§ Records to use:
--*--

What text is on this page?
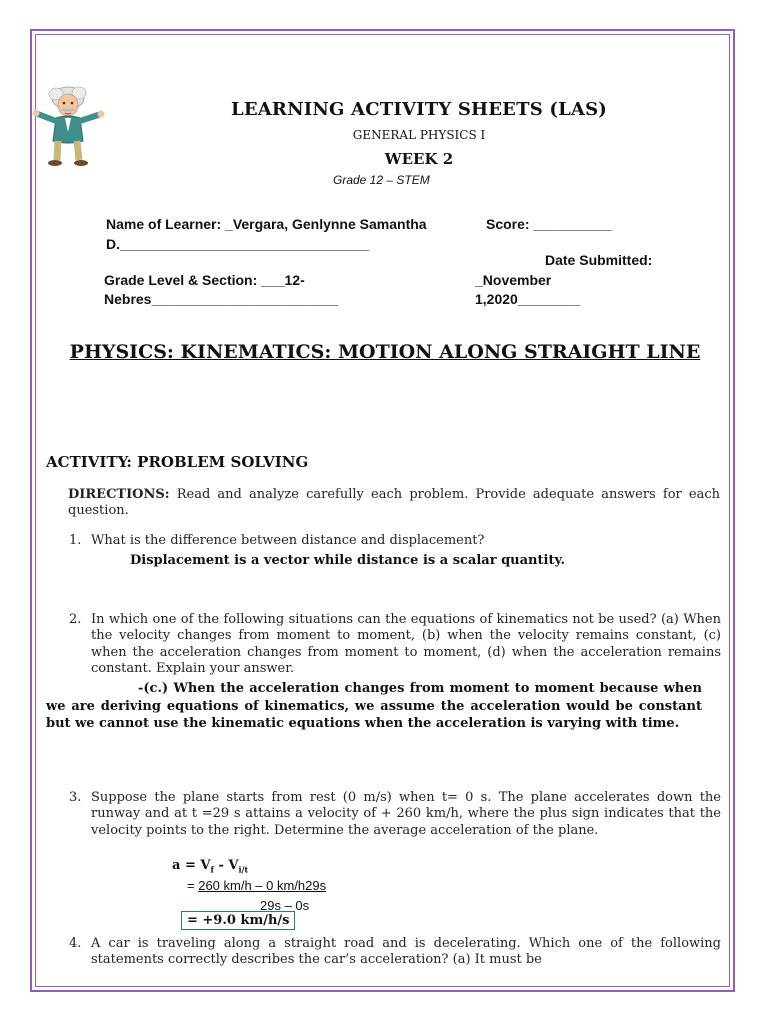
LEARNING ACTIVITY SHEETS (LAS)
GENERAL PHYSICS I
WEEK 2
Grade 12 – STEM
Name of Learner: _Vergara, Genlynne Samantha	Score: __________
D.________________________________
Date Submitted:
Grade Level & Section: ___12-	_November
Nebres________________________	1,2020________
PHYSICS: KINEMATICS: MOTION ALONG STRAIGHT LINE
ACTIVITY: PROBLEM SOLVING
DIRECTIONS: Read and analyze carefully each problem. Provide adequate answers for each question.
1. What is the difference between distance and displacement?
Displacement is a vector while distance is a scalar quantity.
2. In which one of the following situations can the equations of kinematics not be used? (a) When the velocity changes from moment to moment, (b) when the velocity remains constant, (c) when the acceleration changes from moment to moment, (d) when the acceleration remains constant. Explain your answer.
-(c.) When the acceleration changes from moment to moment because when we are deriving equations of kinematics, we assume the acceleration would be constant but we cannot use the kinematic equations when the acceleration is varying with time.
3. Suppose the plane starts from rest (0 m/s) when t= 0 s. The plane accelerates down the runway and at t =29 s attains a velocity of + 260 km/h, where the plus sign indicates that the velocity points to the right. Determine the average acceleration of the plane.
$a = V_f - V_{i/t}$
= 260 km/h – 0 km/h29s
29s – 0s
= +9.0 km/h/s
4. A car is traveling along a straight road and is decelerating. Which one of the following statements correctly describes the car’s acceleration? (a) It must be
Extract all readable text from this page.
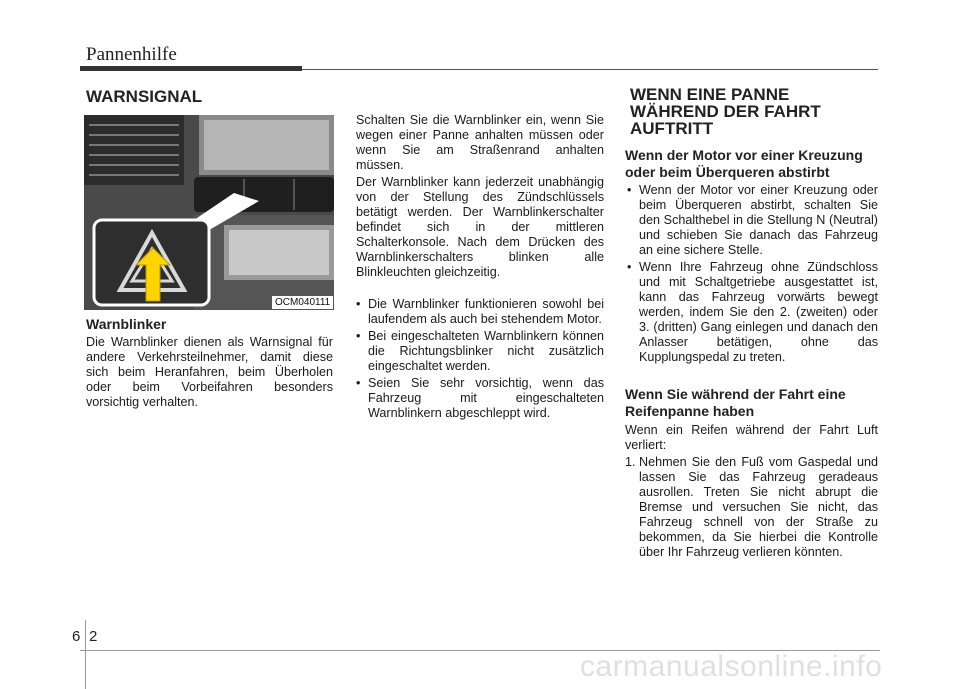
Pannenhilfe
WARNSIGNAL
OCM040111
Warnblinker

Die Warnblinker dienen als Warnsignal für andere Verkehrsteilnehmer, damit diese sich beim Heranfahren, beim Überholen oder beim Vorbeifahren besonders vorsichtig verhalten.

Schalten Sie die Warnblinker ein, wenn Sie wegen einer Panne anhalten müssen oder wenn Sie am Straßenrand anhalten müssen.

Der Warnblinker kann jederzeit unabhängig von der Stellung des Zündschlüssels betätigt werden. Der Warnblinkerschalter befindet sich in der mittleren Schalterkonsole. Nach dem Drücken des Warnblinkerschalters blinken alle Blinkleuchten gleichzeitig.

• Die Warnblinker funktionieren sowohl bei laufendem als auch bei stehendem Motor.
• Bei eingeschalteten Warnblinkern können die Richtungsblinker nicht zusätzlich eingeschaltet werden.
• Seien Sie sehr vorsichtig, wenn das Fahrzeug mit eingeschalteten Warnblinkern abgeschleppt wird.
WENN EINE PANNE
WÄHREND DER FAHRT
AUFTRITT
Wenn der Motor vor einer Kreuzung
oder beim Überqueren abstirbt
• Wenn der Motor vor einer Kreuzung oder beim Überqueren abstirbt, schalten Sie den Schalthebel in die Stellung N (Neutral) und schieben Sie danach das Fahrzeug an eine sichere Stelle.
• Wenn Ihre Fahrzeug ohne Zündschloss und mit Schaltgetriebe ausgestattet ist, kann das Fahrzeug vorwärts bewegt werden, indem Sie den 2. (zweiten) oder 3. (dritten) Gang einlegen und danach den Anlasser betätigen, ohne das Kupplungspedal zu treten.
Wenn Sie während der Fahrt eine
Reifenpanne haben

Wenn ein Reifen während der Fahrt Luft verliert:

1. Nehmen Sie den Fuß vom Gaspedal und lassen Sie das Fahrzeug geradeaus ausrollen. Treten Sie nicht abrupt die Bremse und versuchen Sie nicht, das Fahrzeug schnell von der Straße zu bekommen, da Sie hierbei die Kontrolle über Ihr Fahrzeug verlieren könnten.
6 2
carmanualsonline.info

--*--

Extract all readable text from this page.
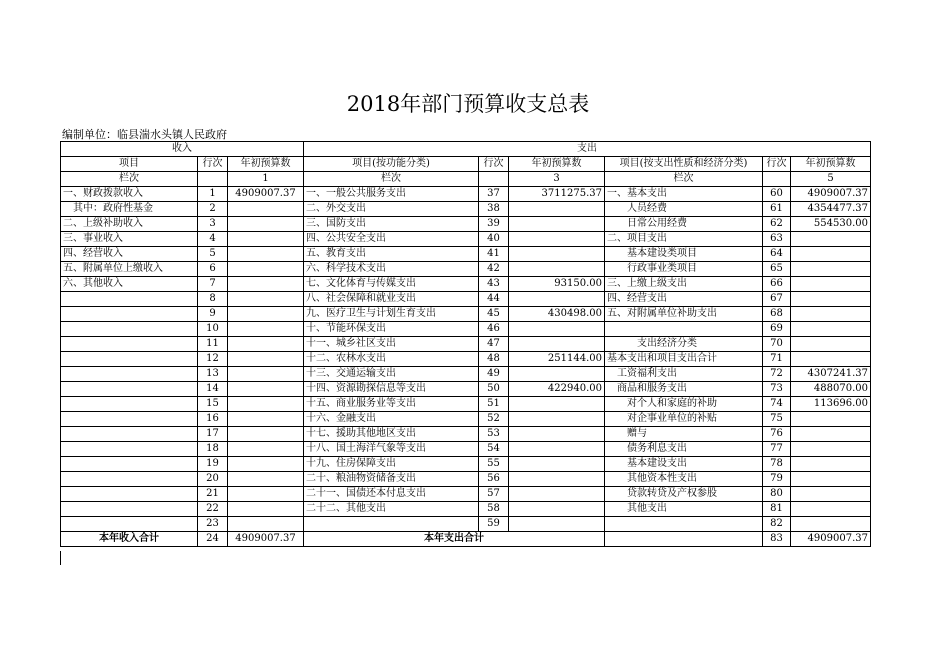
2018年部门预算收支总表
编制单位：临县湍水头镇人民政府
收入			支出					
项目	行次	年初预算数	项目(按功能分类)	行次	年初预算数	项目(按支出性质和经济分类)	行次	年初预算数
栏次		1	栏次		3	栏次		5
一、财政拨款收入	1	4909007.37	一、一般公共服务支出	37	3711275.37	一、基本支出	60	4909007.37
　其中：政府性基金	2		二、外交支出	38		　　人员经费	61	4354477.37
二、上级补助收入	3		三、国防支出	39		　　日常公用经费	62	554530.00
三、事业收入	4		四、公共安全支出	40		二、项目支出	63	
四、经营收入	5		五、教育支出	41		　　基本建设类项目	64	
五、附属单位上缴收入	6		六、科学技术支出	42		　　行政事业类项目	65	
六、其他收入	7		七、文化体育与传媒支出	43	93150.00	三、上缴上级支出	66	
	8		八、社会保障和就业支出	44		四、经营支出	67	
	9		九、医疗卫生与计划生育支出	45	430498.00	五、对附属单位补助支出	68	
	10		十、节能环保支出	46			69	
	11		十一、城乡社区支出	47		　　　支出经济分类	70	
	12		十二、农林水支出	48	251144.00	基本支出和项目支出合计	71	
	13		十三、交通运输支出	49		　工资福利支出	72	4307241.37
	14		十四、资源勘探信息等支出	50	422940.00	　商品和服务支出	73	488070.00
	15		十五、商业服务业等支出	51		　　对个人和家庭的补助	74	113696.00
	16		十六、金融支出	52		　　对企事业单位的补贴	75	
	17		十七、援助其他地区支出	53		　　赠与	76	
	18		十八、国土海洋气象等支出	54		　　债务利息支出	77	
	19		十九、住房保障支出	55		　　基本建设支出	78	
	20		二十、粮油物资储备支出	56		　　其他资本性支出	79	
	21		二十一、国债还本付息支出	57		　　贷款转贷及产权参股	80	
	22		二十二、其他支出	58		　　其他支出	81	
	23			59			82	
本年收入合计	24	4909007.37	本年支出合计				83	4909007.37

--*--

§ Work to be completed: Each line in the listing above that contains "vorsichtig" should be copied.

§ Expected output:
Die Warnblinker dienen als Warnsignal für andere Verkehrsteilnehmer, damit diese sich beim Heranfahren, beim Überholen oder beim Vorbeifahren besonders vorsichtig verhalten.
• Seien Sie sehr vorsichtig, wenn das Fahrzeug mit eingeschalteten Warnblinkern abgeschleppt wird.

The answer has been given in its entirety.